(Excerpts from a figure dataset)
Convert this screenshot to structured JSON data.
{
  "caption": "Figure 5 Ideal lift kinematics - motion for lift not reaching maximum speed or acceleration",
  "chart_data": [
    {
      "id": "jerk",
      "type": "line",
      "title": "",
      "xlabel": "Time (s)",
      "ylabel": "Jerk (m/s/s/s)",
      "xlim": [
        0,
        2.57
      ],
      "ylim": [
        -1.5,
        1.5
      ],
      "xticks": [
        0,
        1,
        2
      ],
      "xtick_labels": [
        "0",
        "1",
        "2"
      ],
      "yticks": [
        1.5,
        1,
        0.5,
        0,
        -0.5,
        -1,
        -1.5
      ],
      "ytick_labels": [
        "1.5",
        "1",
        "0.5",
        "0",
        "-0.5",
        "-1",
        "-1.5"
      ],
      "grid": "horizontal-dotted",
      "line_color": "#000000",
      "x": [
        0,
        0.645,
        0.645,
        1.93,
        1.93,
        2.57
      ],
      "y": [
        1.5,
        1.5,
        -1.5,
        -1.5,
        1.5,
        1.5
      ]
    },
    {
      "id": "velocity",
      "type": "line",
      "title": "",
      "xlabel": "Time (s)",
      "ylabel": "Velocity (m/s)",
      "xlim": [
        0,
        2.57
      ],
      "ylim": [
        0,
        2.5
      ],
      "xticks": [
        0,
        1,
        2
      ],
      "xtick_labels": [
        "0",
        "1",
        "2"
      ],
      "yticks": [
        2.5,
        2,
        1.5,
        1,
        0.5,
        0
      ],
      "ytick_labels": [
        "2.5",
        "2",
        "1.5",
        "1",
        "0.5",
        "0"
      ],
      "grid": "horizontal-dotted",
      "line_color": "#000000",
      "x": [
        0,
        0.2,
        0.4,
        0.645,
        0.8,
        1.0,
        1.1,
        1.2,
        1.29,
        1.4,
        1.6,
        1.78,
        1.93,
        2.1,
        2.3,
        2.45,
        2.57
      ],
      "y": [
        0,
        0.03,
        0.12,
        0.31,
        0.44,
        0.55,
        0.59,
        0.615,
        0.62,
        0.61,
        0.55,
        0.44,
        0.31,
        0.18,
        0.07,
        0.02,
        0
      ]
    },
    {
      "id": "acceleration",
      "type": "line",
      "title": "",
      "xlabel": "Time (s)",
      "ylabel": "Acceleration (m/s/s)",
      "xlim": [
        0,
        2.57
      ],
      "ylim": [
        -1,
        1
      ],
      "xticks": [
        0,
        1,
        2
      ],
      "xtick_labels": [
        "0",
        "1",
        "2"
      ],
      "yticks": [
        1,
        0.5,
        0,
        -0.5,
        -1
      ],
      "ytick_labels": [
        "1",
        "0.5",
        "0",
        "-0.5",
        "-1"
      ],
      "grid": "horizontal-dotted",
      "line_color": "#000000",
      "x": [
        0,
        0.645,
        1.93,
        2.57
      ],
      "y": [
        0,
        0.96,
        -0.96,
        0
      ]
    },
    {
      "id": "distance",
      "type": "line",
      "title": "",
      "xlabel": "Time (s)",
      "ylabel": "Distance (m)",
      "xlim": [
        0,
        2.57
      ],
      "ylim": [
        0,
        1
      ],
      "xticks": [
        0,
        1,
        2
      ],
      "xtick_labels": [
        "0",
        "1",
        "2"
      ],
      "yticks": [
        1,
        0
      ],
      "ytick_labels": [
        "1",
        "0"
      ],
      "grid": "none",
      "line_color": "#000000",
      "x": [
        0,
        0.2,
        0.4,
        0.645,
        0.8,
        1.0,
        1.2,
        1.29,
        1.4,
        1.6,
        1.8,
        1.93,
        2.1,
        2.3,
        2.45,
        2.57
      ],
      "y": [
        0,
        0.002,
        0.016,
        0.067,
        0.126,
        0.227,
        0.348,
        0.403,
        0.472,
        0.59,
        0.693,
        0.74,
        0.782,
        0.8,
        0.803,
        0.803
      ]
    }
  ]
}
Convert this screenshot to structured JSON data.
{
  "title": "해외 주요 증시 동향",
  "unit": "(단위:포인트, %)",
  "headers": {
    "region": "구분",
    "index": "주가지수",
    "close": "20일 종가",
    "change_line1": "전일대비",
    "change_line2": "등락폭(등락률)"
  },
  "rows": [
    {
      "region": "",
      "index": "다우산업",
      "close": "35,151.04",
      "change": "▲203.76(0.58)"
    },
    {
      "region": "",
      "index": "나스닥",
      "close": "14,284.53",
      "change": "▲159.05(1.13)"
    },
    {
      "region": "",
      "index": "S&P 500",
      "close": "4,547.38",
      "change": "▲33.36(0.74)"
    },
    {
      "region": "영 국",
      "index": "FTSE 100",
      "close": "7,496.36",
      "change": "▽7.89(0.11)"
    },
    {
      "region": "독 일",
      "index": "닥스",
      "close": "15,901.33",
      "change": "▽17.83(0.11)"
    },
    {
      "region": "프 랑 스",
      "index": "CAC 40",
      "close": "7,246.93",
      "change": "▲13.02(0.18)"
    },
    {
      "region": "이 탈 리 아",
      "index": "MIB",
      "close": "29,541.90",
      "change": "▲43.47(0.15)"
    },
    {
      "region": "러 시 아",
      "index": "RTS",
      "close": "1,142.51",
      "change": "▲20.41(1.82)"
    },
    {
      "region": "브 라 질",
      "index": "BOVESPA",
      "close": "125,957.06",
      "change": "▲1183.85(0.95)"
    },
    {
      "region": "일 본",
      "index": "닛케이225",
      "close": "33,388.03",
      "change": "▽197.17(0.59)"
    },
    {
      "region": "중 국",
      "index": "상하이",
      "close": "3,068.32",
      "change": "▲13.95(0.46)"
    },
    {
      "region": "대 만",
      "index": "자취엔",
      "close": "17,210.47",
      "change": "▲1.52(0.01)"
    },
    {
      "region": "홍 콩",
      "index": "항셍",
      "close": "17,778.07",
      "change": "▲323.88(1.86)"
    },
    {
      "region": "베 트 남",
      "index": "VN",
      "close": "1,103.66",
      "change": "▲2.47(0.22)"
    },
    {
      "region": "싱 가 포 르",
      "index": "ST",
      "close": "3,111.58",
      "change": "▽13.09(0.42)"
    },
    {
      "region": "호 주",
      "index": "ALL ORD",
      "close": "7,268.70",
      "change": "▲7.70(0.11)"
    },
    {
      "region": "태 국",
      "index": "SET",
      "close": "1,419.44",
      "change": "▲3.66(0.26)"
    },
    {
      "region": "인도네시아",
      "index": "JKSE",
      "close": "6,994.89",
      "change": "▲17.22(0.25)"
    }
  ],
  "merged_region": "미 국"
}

* Requirement
Reproduce all of the material above word for word.

* Answer to this exercise
Convert this screenshot to structured JSON data.
{
  "caption": "Figure 5 Ideal lift kinematics - motion for lift not reaching maximum speed or acceleration",
  "chart_data": [
    {
      "id": "jerk",
      "type": "line",
      "title": "",
      "xlabel": "Time (s)",
      "ylabel": "Jerk (m/s/s/s)",
      "xlim": [
        0,
        2.57
      ],
      "ylim": [
        -1.5,
        1.5
      ],
      "xticks": [
        0,
        1,
        2
      ],
      "xtick_labels": [
        "0",
        "1",
        "2"
      ],
      "yticks": [
        1.5,
        1,
        0.5,
        0,
        -0.5,
        -1,
        -1.5
      ],
      "ytick_labels": [
        "1.5",
        "1",
        "0.5",
        "0",
        "-0.5",
        "-1",
        "-1.5"
      ],
      "grid": "horizontal-dotted",
      "line_color": "#000000",
      "x": [
        0,
        0.645,
        0.645,
        1.93,
        1.93,
        2.57
      ],
      "y": [
        1.5,
        1.5,
        -1.5,
        -1.5,
        1.5,
        1.5
      ]
    },
    {
      "id": "velocity",
      "type": "line",
      "title": "",
      "xlabel": "Time (s)",
      "ylabel": "Velocity (m/s)",
      "xlim": [
        0,
        2.57
      ],
      "ylim": [
        0,
        2.5
      ],
      "xticks": [
        0,
        1,
        2
      ],
      "xtick_labels": [
        "0",
        "1",
        "2"
      ],
      "yticks": [
        2.5,
        2,
        1.5,
        1,
        0.5,
        0
      ],
      "ytick_labels": [
        "2.5",
        "2",
        "1.5",
        "1",
        "0.5",
        "0"
      ],
      "grid": "horizontal-dotted",
      "line_color": "#000000",
      "x": [
        0,
        0.2,
        0.4,
        0.645,
        0.8,
        1.0,
        1.1,
        1.2,
        1.29,
        1.4,
        1.6,
        1.78,
        1.93,
        2.1,
        2.3,
        2.45,
        2.57
      ],
      "y": [
        0,
        0.03,
        0.12,
        0.31,
        0.44,
        0.55,
        0.59,
        0.615,
        0.62,
        0.61,
        0.55,
        0.44,
        0.31,
        0.18,
        0.07,
        0.02,
        0
      ]
    },
    {
      "id": "acceleration",
      "type": "line",
      "title": "",
      "xlabel": "Time (s)",
      "ylabel": "Acceleration (m/s/s)",
      "xlim": [
        0,
        2.57
      ],
      "ylim": [
        -1,
        1
      ],
      "xticks": [
        0,
        1,
        2
      ],
      "xtick_labels": [
        "0",
        "1",
        "2"
      ],
      "yticks": [
        1,
        0.5,
        0,
        -0.5,
        -1
      ],
      "ytick_labels": [
        "1",
        "0.5",
        "0",
        "-0.5",
        "-1"
      ],
      "grid": "horizontal-dotted",
      "line_color": "#000000",
      "x": [
        0,
        0.645,
        1.93,
        2.57
      ],
      "y": [
        0,
        0.96,
        -0.96,
        0
      ]
    },
    {
      "id": "distance",
      "type": "line",
      "title": "",
      "xlabel": "Time (s)",
      "ylabel": "Distance (m)",
      "xlim": [
        0,
        2.57
      ],
      "ylim": [
        0,
        1
      ],
      "xticks": [
        0,
        1,
        2
      ],
      "xtick_labels": [
        "0",
        "1",
        "2"
      ],
      "yticks": [
        1,
        0
      ],
      "ytick_labels": [
        "1",
        "0"
      ],
      "grid": "none",
      "line_color": "#000000",
      "x": [
        0,
        0.2,
        0.4,
        0.645,
        0.8,
        1.0,
        1.2,
        1.29,
        1.4,
        1.6,
        1.8,
        1.93,
        2.1,
        2.3,
        2.45,
        2.57
      ],
      "y": [
        0,
        0.002,
        0.016,
        0.067,
        0.126,
        0.227,
        0.348,
        0.403,
        0.472,
        0.59,
        0.693,
        0.74,
        0.782,
        0.8,
        0.803,
        0.803
      ]
    }
  ]
}
Convert this screenshot to structured JSON data.
{
  "title": "해외 주요 증시 동향",
  "unit": "(단위:포인트, %)",
  "headers": {
    "region": "구분",
    "index": "주가지수",
    "close": "20일 종가",
    "change_line1": "전일대비",
    "change_line2": "등락폭(등락률)"
  },
  "rows": [
    {
      "region": "",
      "index": "다우산업",
      "close": "35,151.04",
      "change": "▲203.76(0.58)"
    },
    {
      "region": "",
      "index": "나스닥",
      "close": "14,284.53",
      "change": "▲159.05(1.13)"
    },
    {
      "region": "",
      "index": "S&P 500",
      "close": "4,547.38",
      "change": "▲33.36(0.74)"
    },
    {
      "region": "영 국",
      "index": "FTSE 100",
      "close": "7,496.36",
      "change": "▽7.89(0.11)"
    },
    {
      "region": "독 일",
      "index": "닥스",
      "close": "15,901.33",
      "change": "▽17.83(0.11)"
    },
    {
      "region": "프 랑 스",
      "index": "CAC 40",
      "close": "7,246.93",
      "change": "▲13.02(0.18)"
    },
    {
      "region": "이 탈 리 아",
      "index": "MIB",
      "close": "29,541.90",
      "change": "▲43.47(0.15)"
    },
    {
      "region": "러 시 아",
      "index": "RTS",
      "close": "1,142.51",
      "change": "▲20.41(1.82)"
    },
    {
      "region": "브 라 질",
      "index": "BOVESPA",
      "close": "125,957.06",
      "change": "▲1183.85(0.95)"
    },
    {
      "region": "일 본",
      "index": "닛케이225",
      "close": "33,388.03",
      "change": "▽197.17(0.59)"
    },
    {
      "region": "중 국",
      "index": "상하이",
      "close": "3,068.32",
      "change": "▲13.95(0.46)"
    },
    {
      "region": "대 만",
      "index": "자취엔",
      "close": "17,210.47",
      "change": "▲1.52(0.01)"
    },
    {
      "region": "홍 콩",
      "index": "항셍",
      "close": "17,778.07",
      "change": "▲323.88(1.86)"
    },
    {
      "region": "베 트 남",
      "index": "VN",
      "close": "1,103.66",
      "change": "▲2.47(0.22)"
    },
    {
      "region": "싱 가 포 르",
      "index": "ST",
      "close": "3,111.58",
      "change": "▽13.09(0.42)"
    },
    {
      "region": "호 주",
      "index": "ALL ORD",
      "close": "7,268.70",
      "change": "▲7.70(0.11)"
    },
    {
      "region": "태 국",
      "index": "SET",
      "close": "1,419.44",
      "change": "▲3.66(0.26)"
    },
    {
      "region": "인도네시아",
      "index": "JKSE",
      "close": "6,994.89",
      "change": "▲17.22(0.25)"
    }
  ],
  "merged_region": "미 국"
}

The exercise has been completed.